Collected data entries
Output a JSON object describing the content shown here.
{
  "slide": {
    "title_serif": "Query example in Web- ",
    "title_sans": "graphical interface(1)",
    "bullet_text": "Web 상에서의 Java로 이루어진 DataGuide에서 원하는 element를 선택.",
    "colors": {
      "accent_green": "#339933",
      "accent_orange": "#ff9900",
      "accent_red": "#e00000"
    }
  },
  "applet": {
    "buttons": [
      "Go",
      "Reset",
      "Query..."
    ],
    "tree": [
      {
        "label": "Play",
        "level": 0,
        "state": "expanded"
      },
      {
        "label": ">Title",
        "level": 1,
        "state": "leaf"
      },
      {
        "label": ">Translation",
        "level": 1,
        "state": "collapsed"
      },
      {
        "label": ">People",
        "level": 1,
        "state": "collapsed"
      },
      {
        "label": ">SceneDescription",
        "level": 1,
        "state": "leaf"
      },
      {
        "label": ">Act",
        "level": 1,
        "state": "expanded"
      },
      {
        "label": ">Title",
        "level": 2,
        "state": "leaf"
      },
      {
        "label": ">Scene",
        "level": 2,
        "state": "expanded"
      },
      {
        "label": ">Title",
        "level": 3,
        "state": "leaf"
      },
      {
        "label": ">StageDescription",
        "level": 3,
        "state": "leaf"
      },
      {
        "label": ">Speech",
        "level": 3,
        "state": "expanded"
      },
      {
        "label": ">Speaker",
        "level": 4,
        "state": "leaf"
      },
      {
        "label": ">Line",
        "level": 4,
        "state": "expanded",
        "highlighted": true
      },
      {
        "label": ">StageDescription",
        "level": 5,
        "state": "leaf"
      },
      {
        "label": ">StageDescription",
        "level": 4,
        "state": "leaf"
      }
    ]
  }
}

• **The problem**
Transcribe each entry exactly.

• **Solution to the problem**
Output a JSON object describing the content shown here.
{
  "slide": {
    "title_serif": "Query example in Web- ",
    "title_sans": "graphical interface(1)",
    "bullet_text": "Web 상에서의 Java로 이루어진 DataGuide에서 원하는 element를 선택.",
    "colors": {
      "accent_green": "#339933",
      "accent_orange": "#ff9900",
      "accent_red": "#e00000"
    }
  },
  "applet": {
    "buttons": [
      "Go",
      "Reset",
      "Query..."
    ],
    "tree": [
      {
        "label": "Play",
        "level": 0,
        "state": "expanded"
      },
      {
        "label": ">Title",
        "level": 1,
        "state": "leaf"
      },
      {
        "label": ">Translation",
        "level": 1,
        "state": "collapsed"
      },
      {
        "label": ">People",
        "level": 1,
        "state": "collapsed"
      },
      {
        "label": ">SceneDescription",
        "level": 1,
        "state": "leaf"
      },
      {
        "label": ">Act",
        "level": 1,
        "state": "expanded"
      },
      {
        "label": ">Title",
        "level": 2,
        "state": "leaf"
      },
      {
        "label": ">Scene",
        "level": 2,
        "state": "expanded"
      },
      {
        "label": ">Title",
        "level": 3,
        "state": "leaf"
      },
      {
        "label": ">StageDescription",
        "level": 3,
        "state": "leaf"
      },
      {
        "label": ">Speech",
        "level": 3,
        "state": "expanded"
      },
      {
        "label": ">Speaker",
        "level": 4,
        "state": "leaf"
      },
      {
        "label": ">Line",
        "level": 4,
        "state": "expanded",
        "highlighted": true
      },
      {
        "label": ">StageDescription",
        "level": 5,
        "state": "leaf"
      },
      {
        "label": ">StageDescription",
        "level": 4,
        "state": "leaf"
      }
    ]
  }
}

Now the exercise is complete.